The request: Omit the pictures from the entries below and retype everything else exactly.

Saved entries:
• • •

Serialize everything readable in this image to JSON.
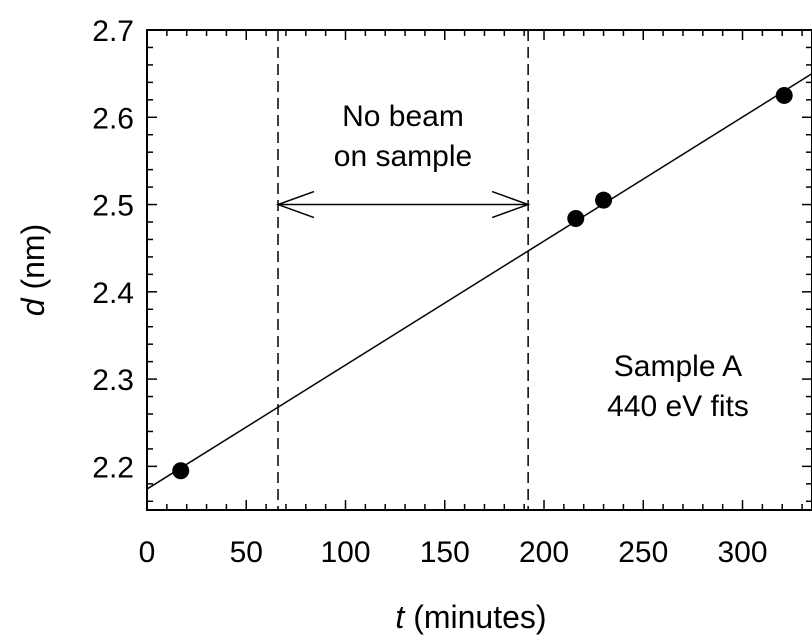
{
  "chart_data": {
    "type": "scatter",
    "title": "",
    "xlabel": {
      "var": "t",
      "unit": " (minutes)"
    },
    "ylabel": {
      "var": "d",
      "unit": " (nm)"
    },
    "xlim": [
      0,
      335
    ],
    "ylim": [
      2.15,
      2.7
    ],
    "x_ticks": [
      0,
      50,
      100,
      150,
      200,
      250,
      300
    ],
    "y_ticks": [
      2.2,
      2.3,
      2.4,
      2.5,
      2.6,
      2.7
    ],
    "x_tick_labels": [
      "0",
      "50",
      "100",
      "150",
      "200",
      "250",
      "300"
    ],
    "y_tick_labels": [
      "2.2",
      "2.3",
      "2.4",
      "2.5",
      "2.6",
      "2.7"
    ],
    "grid": false,
    "series": [
      {
        "points": [
          {
            "x": 17,
            "y": 2.195
          },
          {
            "x": 216,
            "y": 2.484
          },
          {
            "x": 230,
            "y": 2.505
          },
          {
            "x": 321,
            "y": 2.625
          }
        ],
        "marker": "filled-circle",
        "color": "#000000"
      }
    ],
    "fit_line": {
      "x": [
        0,
        335
      ],
      "y": [
        2.174,
        2.65
      ]
    },
    "no_beam_interval": {
      "x": [
        66,
        192
      ]
    },
    "annotations": {
      "no_beam_line1": "No beam",
      "no_beam_line2": "on sample",
      "sample_line1": "Sample A",
      "sample_line2": "440 eV fits"
    }
  }
}
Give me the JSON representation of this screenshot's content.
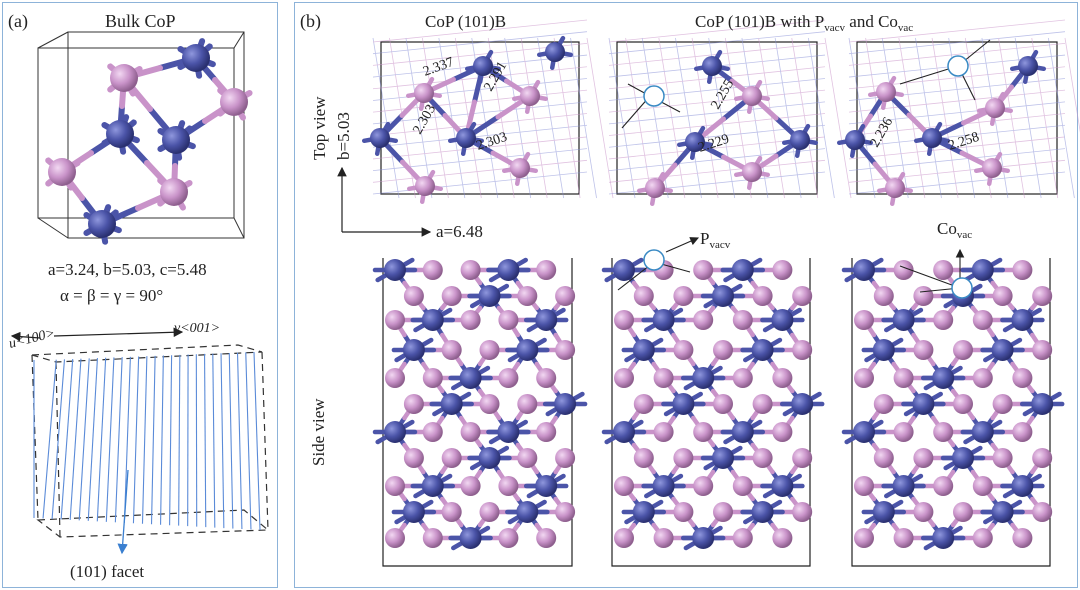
{
  "panel_a": {
    "label": "(a)",
    "title": "Bulk CoP",
    "lattice": "a=3.24, b=5.03, c=5.48",
    "angles": "α = β = γ = 90°",
    "u_axis": "u<100>",
    "v_axis": "v<001>",
    "facet": "(101) facet"
  },
  "panel_b": {
    "label": "(b)",
    "title_left": "CoP (101)B",
    "title_right": "CoP (101)B with P",
    "title_right_sub1": "vacv",
    "title_right_and": " and Co",
    "title_right_sub2": "vac",
    "top_view": "Top view",
    "side_view": "Side view",
    "b_axis": "b=5.03",
    "a_axis": "a=6.48",
    "p_vac_label": "P",
    "p_vac_sub": "vacv",
    "co_vac_label": "Co",
    "co_vac_sub": "vac",
    "bonds_pristine": [
      "2.337",
      "2.291",
      "2.303",
      "2.303"
    ],
    "bonds_pvac": [
      "2.255",
      "2.229"
    ],
    "bonds_covac": [
      "2.236",
      "2.258"
    ]
  },
  "colors": {
    "co": "#4b54a8",
    "p": "#c993c9",
    "frame": "#8db3d9"
  }
}
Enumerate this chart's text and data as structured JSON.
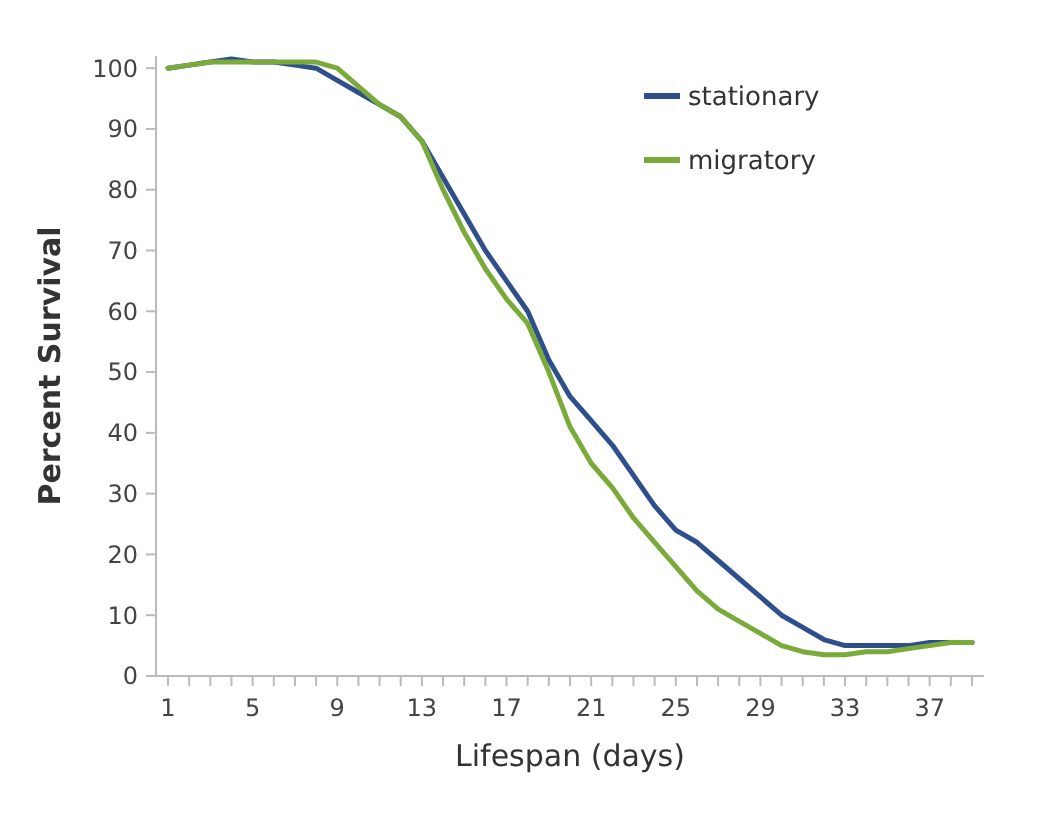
{
  "chart_data": {
    "type": "line",
    "xlabel": "Lifespan (days)",
    "ylabel": "Percent Survival",
    "categories": [
      "1",
      null,
      null,
      null,
      "5",
      null,
      null,
      null,
      "9",
      null,
      null,
      null,
      "13",
      null,
      null,
      null,
      "17",
      null,
      null,
      null,
      "21",
      null,
      null,
      null,
      "25",
      null,
      null,
      null,
      "29",
      null,
      null,
      null,
      "33",
      null,
      null,
      null,
      "37",
      null,
      null
    ],
    "series": [
      {
        "name": "stationary",
        "color": "#2f4f8c",
        "values": [
          100,
          100.5,
          101,
          101.5,
          101,
          101,
          100.5,
          100,
          98,
          96,
          94,
          92,
          88,
          82,
          76,
          70,
          65,
          60,
          52,
          46,
          42,
          38,
          33,
          28,
          24,
          22,
          19,
          16,
          13,
          10,
          8,
          6,
          5,
          5,
          5,
          5,
          5.5,
          5.5,
          5.5
        ]
      },
      {
        "name": "migratory",
        "color": "#7aab3a",
        "values": [
          100,
          100.5,
          101,
          101,
          101,
          101,
          101,
          101,
          100,
          97,
          94,
          92,
          88,
          80,
          73,
          67,
          62,
          58,
          50,
          41,
          35,
          31,
          26,
          22,
          18,
          14,
          11,
          9,
          7,
          5,
          4,
          3.5,
          3.5,
          4,
          4,
          4.5,
          5,
          5.5,
          5.5
        ]
      }
    ],
    "ylim": [
      0,
      102
    ],
    "yticks": [
      0,
      10,
      20,
      30,
      40,
      50,
      60,
      70,
      80,
      90,
      100
    ],
    "grid": false,
    "legend": "top right",
    "marker": "none",
    "line_style": "solid"
  }
}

• • •

The result:
Serialize everything readable in this image to JSON.
{
  "chart_data": {
    "type": "scatter",
    "title": "",
    "xlabel": {
      "var": "t",
      "unit": " (minutes)"
    },
    "ylabel": {
      "var": "d",
      "unit": " (nm)"
    },
    "xlim": [
      0,
      335
    ],
    "ylim": [
      2.15,
      2.7
    ],
    "x_ticks": [
      0,
      50,
      100,
      150,
      200,
      250,
      300
    ],
    "y_ticks": [
      2.2,
      2.3,
      2.4,
      2.5,
      2.6,
      2.7
    ],
    "x_tick_labels": [
      "0",
      "50",
      "100",
      "150",
      "200",
      "250",
      "300"
    ],
    "y_tick_labels": [
      "2.2",
      "2.3",
      "2.4",
      "2.5",
      "2.6",
      "2.7"
    ],
    "grid": false,
    "series": [
      {
        "points": [
          {
            "x": 17,
            "y": 2.195
          },
          {
            "x": 216,
            "y": 2.484
          },
          {
            "x": 230,
            "y": 2.505
          },
          {
            "x": 321,
            "y": 2.625
          }
        ],
        "marker": "filled-circle",
        "color": "#000000"
      }
    ],
    "fit_line": {
      "x": [
        0,
        335
      ],
      "y": [
        2.174,
        2.65
      ]
    },
    "no_beam_interval": {
      "x": [
        66,
        192
      ]
    },
    "annotations": {
      "no_beam_line1": "No beam",
      "no_beam_line2": "on sample",
      "sample_line1": "Sample A",
      "sample_line2": "440 eV fits"
    }
  }
}
Give me the JSON representation of this screenshot's content.
{
  "panel_a": {
    "label": "(a)",
    "title": "Bulk CoP",
    "lattice": "a=3.24, b=5.03, c=5.48",
    "angles": "α = β = γ = 90°",
    "u_axis": "u<100>",
    "v_axis": "v<001>",
    "facet": "(101) facet"
  },
  "panel_b": {
    "label": "(b)",
    "title_left": "CoP (101)B",
    "title_right": "CoP (101)B with P",
    "title_right_sub1": "vacv",
    "title_right_and": " and Co",
    "title_right_sub2": "vac",
    "top_view": "Top view",
    "side_view": "Side view",
    "b_axis": "b=5.03",
    "a_axis": "a=6.48",
    "p_vac_label": "P",
    "p_vac_sub": "vacv",
    "co_vac_label": "Co",
    "co_vac_sub": "vac",
    "bonds_pristine": [
      "2.337",
      "2.291",
      "2.303",
      "2.303"
    ],
    "bonds_pvac": [
      "2.255",
      "2.229"
    ],
    "bonds_covac": [
      "2.236",
      "2.258"
    ]
  },
  "colors": {
    "co": "#4b54a8",
    "p": "#c993c9",
    "frame": "#8db3d9"
  }
}
Enumerate this chart's text and data as structured JSON.
{
  "chart_data": {
    "type": "line",
    "xlabel": "Lifespan (days)",
    "ylabel": "Percent Survival",
    "categories": [
      "1",
      null,
      null,
      null,
      "5",
      null,
      null,
      null,
      "9",
      null,
      null,
      null,
      "13",
      null,
      null,
      null,
      "17",
      null,
      null,
      null,
      "21",
      null,
      null,
      null,
      "25",
      null,
      null,
      null,
      "29",
      null,
      null,
      null,
      "33",
      null,
      null,
      null,
      "37",
      null,
      null
    ],
    "series": [
      {
        "name": "stationary",
        "color": "#2f4f8c",
        "values": [
          100,
          100.5,
          101,
          101.5,
          101,
          101,
          100.5,
          100,
          98,
          96,
          94,
          92,
          88,
          82,
          76,
          70,
          65,
          60,
          52,
          46,
          42,
          38,
          33,
          28,
          24,
          22,
          19,
          16,
          13,
          10,
          8,
          6,
          5,
          5,
          5,
          5,
          5.5,
          5.5,
          5.5
        ]
      },
      {
        "name": "migratory",
        "color": "#7aab3a",
        "values": [
          100,
          100.5,
          101,
          101,
          101,
          101,
          101,
          101,
          100,
          97,
          94,
          92,
          88,
          80,
          73,
          67,
          62,
          58,
          50,
          41,
          35,
          31,
          26,
          22,
          18,
          14,
          11,
          9,
          7,
          5,
          4,
          3.5,
          3.5,
          4,
          4,
          4.5,
          5,
          5.5,
          5.5
        ]
      }
    ],
    "ylim": [
      0,
      102
    ],
    "yticks": [
      0,
      10,
      20,
      30,
      40,
      50,
      60,
      70,
      80,
      90,
      100
    ],
    "grid": false,
    "legend": "top right",
    "marker": "none",
    "line_style": "solid"
  }
}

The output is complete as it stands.